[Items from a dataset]
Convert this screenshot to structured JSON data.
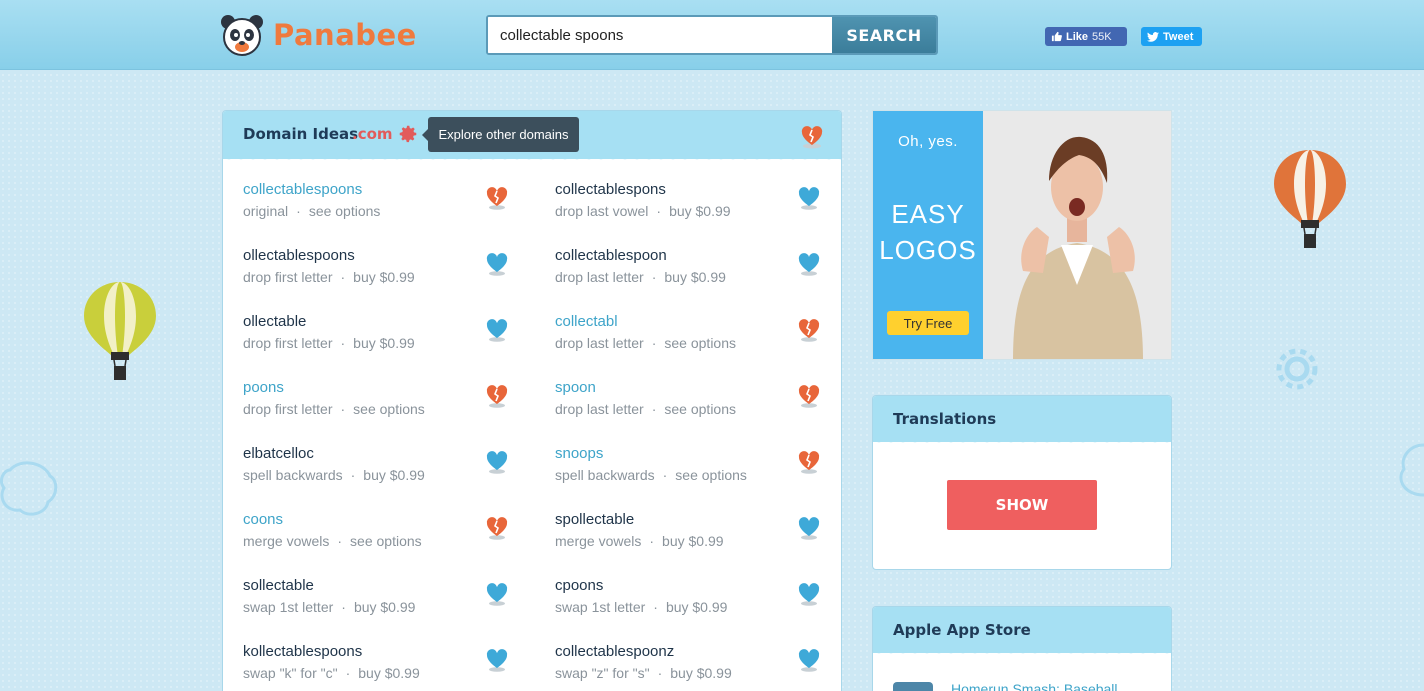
{
  "header": {
    "brand": "Panabee",
    "search_value": "collectable spoons",
    "search_button": "SEARCH",
    "fb_like_label": "Like",
    "fb_like_count": "55K",
    "tweet_label": "Tweet"
  },
  "domain_panel": {
    "title": "Domain Ideas",
    "tld": ".com",
    "tooltip": "Explore other domains",
    "items": [
      {
        "name": "collectablespoons",
        "method": "original",
        "action": "see options",
        "available": true
      },
      {
        "name": "collectablespons",
        "method": "drop last vowel",
        "action": "buy $0.99",
        "available": false
      },
      {
        "name": "ollectablespoons",
        "method": "drop first letter",
        "action": "buy $0.99",
        "available": false
      },
      {
        "name": "collectablespoon",
        "method": "drop last letter",
        "action": "buy $0.99",
        "available": false
      },
      {
        "name": "ollectable",
        "method": "drop first letter",
        "action": "buy $0.99",
        "available": false
      },
      {
        "name": "collectabl",
        "method": "drop last letter",
        "action": "see options",
        "available": true
      },
      {
        "name": "poons",
        "method": "drop first letter",
        "action": "see options",
        "available": true
      },
      {
        "name": "spoon",
        "method": "drop last letter",
        "action": "see options",
        "available": true
      },
      {
        "name": "elbatcelloc",
        "method": "spell backwards",
        "action": "buy $0.99",
        "available": false
      },
      {
        "name": "snoops",
        "method": "spell backwards",
        "action": "see options",
        "available": true
      },
      {
        "name": "coons",
        "method": "merge vowels",
        "action": "see options",
        "available": true
      },
      {
        "name": "spollectable",
        "method": "merge vowels",
        "action": "buy $0.99",
        "available": false
      },
      {
        "name": "sollectable",
        "method": "swap 1st letter",
        "action": "buy $0.99",
        "available": false
      },
      {
        "name": "cpoons",
        "method": "swap 1st letter",
        "action": "buy $0.99",
        "available": false
      },
      {
        "name": "kollectablespoons",
        "method": "swap \"k\" for \"c\"",
        "action": "buy $0.99",
        "available": false
      },
      {
        "name": "collectablespoonz",
        "method": "swap \"z\" for \"s\"",
        "action": "buy $0.99",
        "available": false
      }
    ]
  },
  "ad": {
    "tagline": "Oh, yes.",
    "headline_1": "EASY",
    "headline_2": "LOGOS",
    "cta": "Try Free"
  },
  "translations": {
    "title": "Translations",
    "button": "SHOW"
  },
  "app_store": {
    "title": "Apple App Store",
    "app_name": "Homerun Smash: Baseball"
  },
  "colors": {
    "available_heart": "#e8663a",
    "taken_heart": "#3ea9d8",
    "brand": "#ef7a3e",
    "accent_red": "#ef5f5f"
  }
}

-- Challenge --
Return each line of the data, keeping its wording exact and omitting pictures.

-- Exercise output --
Convert this screenshot to structured JSON data.
{
  "header": {
    "brand": "Panabee",
    "search_value": "collectable spoons",
    "search_button": "SEARCH",
    "fb_like_label": "Like",
    "fb_like_count": "55K",
    "tweet_label": "Tweet"
  },
  "domain_panel": {
    "title": "Domain Ideas",
    "tld": ".com",
    "tooltip": "Explore other domains",
    "items": [
      {
        "name": "collectablespoons",
        "method": "original",
        "action": "see options",
        "available": true
      },
      {
        "name": "collectablespons",
        "method": "drop last vowel",
        "action": "buy $0.99",
        "available": false
      },
      {
        "name": "ollectablespoons",
        "method": "drop first letter",
        "action": "buy $0.99",
        "available": false
      },
      {
        "name": "collectablespoon",
        "method": "drop last letter",
        "action": "buy $0.99",
        "available": false
      },
      {
        "name": "ollectable",
        "method": "drop first letter",
        "action": "buy $0.99",
        "available": false
      },
      {
        "name": "collectabl",
        "method": "drop last letter",
        "action": "see options",
        "available": true
      },
      {
        "name": "poons",
        "method": "drop first letter",
        "action": "see options",
        "available": true
      },
      {
        "name": "spoon",
        "method": "drop last letter",
        "action": "see options",
        "available": true
      },
      {
        "name": "elbatcelloc",
        "method": "spell backwards",
        "action": "buy $0.99",
        "available": false
      },
      {
        "name": "snoops",
        "method": "spell backwards",
        "action": "see options",
        "available": true
      },
      {
        "name": "coons",
        "method": "merge vowels",
        "action": "see options",
        "available": true
      },
      {
        "name": "spollectable",
        "method": "merge vowels",
        "action": "buy $0.99",
        "available": false
      },
      {
        "name": "sollectable",
        "method": "swap 1st letter",
        "action": "buy $0.99",
        "available": false
      },
      {
        "name": "cpoons",
        "method": "swap 1st letter",
        "action": "buy $0.99",
        "available": false
      },
      {
        "name": "kollectablespoons",
        "method": "swap \"k\" for \"c\"",
        "action": "buy $0.99",
        "available": false
      },
      {
        "name": "collectablespoonz",
        "method": "swap \"z\" for \"s\"",
        "action": "buy $0.99",
        "available": false
      }
    ]
  },
  "ad": {
    "tagline": "Oh, yes.",
    "headline_1": "EASY",
    "headline_2": "LOGOS",
    "cta": "Try Free"
  },
  "translations": {
    "title": "Translations",
    "button": "SHOW"
  },
  "app_store": {
    "title": "Apple App Store",
    "app_name": "Homerun Smash: Baseball"
  },
  "colors": {
    "available_heart": "#e8663a",
    "taken_heart": "#3ea9d8",
    "brand": "#ef7a3e",
    "accent_red": "#ef5f5f"
  }
}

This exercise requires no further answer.